> **WHAT THE TASK REQUIRES**: Report, word for word, every line of the material that contains "presence".

> **DATA FOR THIS EXERCISE**:
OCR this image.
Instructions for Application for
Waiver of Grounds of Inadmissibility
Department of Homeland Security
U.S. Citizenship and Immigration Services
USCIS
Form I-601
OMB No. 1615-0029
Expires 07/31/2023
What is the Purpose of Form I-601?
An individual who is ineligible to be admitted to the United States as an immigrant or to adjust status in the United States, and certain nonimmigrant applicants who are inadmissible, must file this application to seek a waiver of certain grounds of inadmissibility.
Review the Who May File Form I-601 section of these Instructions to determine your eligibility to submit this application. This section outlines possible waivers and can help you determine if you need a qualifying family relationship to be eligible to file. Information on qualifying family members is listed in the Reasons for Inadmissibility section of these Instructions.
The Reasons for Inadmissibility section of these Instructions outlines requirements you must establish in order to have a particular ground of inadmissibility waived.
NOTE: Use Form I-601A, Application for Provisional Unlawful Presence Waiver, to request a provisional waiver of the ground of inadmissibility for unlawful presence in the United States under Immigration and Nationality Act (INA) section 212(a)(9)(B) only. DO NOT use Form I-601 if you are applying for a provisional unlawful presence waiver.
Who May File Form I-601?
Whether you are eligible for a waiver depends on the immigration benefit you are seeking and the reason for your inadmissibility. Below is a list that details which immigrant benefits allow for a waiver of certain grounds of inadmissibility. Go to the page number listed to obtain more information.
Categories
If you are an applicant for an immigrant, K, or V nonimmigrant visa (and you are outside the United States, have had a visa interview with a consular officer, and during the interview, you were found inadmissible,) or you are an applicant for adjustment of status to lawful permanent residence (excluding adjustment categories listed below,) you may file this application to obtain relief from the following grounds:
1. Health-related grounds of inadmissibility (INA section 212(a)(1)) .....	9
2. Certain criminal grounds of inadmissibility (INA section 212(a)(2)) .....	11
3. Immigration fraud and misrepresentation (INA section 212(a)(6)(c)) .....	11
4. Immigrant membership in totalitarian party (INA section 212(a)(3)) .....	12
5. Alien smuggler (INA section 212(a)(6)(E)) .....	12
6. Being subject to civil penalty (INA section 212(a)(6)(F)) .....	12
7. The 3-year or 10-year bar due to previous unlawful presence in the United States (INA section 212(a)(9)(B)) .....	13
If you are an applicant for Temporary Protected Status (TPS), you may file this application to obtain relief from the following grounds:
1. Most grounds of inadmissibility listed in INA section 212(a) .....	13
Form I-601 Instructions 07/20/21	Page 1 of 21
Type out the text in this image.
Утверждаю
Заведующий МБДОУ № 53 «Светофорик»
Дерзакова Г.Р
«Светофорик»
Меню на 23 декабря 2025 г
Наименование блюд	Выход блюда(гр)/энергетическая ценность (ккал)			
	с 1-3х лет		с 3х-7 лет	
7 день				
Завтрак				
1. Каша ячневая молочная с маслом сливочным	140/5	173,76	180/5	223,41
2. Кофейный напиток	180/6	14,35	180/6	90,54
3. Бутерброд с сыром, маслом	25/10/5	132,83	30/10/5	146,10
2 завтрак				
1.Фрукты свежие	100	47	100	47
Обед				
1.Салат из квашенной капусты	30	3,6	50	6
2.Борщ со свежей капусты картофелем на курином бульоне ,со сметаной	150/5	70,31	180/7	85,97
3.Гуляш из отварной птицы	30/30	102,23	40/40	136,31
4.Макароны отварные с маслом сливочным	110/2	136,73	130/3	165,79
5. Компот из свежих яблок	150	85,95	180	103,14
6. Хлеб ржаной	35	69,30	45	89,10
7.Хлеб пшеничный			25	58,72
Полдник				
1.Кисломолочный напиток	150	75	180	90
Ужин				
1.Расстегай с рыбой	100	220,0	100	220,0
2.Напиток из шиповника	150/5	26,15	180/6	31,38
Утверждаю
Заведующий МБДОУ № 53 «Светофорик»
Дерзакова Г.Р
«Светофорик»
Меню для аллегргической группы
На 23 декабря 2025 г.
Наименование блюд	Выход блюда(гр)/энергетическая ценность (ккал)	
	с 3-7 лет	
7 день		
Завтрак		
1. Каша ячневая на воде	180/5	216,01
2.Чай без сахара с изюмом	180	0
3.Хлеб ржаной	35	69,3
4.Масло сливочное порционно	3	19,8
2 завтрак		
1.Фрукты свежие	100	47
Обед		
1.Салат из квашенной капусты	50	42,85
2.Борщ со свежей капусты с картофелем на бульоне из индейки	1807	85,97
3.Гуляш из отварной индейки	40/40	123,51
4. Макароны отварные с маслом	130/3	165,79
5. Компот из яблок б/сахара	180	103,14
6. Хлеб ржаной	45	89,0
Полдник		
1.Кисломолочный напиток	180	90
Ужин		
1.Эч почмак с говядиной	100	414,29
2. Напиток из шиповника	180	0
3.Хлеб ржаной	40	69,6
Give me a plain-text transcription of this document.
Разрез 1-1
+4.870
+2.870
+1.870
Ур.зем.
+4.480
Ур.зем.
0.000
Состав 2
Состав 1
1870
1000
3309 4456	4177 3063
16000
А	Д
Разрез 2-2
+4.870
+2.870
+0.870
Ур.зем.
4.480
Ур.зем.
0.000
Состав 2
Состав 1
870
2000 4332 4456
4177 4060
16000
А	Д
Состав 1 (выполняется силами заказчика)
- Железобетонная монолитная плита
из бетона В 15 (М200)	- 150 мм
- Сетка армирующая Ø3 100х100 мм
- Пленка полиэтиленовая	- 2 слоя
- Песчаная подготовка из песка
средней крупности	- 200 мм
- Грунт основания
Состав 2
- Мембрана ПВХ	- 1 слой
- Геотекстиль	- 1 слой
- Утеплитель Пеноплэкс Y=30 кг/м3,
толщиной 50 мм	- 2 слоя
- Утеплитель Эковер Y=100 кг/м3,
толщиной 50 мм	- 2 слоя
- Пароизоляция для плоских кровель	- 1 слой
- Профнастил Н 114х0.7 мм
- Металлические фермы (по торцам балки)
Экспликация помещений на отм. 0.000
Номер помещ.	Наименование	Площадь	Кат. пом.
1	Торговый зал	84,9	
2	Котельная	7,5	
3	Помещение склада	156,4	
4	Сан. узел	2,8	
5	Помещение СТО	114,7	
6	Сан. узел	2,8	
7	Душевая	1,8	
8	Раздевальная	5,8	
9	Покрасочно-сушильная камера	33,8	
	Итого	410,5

> **THE OUTPUT**:
NOTE: Use Form I-601A, Application for Provisional Unlawful Presence Waiver, to request a provisional waiver of the ground of inadmissibility for unlawful presence in the United States under Immigration and Nationality Act (INA) section 212(a)(9)(B) only. DO NOT use Form I-601 if you are applying for a provisional unlawful presence waiver.
7. The 3-year or 10-year bar due to previous unlawful presence in the United States (INA section 212(a)(9)(B)) .....	13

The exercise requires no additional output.